— Start of SUPPLIED DATA —

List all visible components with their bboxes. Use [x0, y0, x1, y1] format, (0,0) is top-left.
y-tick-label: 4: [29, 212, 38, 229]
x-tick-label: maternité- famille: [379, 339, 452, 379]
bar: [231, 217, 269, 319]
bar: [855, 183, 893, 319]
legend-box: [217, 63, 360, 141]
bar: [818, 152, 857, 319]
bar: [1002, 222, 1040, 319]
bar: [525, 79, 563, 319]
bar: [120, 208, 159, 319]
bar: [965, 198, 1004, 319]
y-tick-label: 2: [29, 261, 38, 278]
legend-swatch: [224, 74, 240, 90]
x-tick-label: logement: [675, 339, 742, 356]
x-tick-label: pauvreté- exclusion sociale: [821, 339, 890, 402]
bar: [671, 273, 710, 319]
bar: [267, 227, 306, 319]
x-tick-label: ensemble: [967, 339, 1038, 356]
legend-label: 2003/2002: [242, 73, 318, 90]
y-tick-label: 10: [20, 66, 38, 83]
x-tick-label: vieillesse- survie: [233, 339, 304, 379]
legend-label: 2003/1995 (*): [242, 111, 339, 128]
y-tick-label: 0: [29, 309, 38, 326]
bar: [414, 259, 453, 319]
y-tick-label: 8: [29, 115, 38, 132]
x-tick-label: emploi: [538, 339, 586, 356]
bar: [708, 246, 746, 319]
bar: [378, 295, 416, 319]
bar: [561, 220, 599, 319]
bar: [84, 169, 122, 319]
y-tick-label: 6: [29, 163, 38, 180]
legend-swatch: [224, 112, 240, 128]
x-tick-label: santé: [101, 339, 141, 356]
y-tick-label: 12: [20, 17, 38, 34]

— End of SUPPLIED DATA —

■ WHAT IS BEING ASKED: Extract every line from the listing above that contains the string "legend".

■ OUTPUT OF THE TASK:
legend-box: [217, 63, 360, 141]
legend-swatch: [224, 74, 240, 90]
legend-label: 2003/2002: [242, 73, 318, 90]
legend-label: 2003/1995 (*): [242, 111, 339, 128]
legend-swatch: [224, 112, 240, 128]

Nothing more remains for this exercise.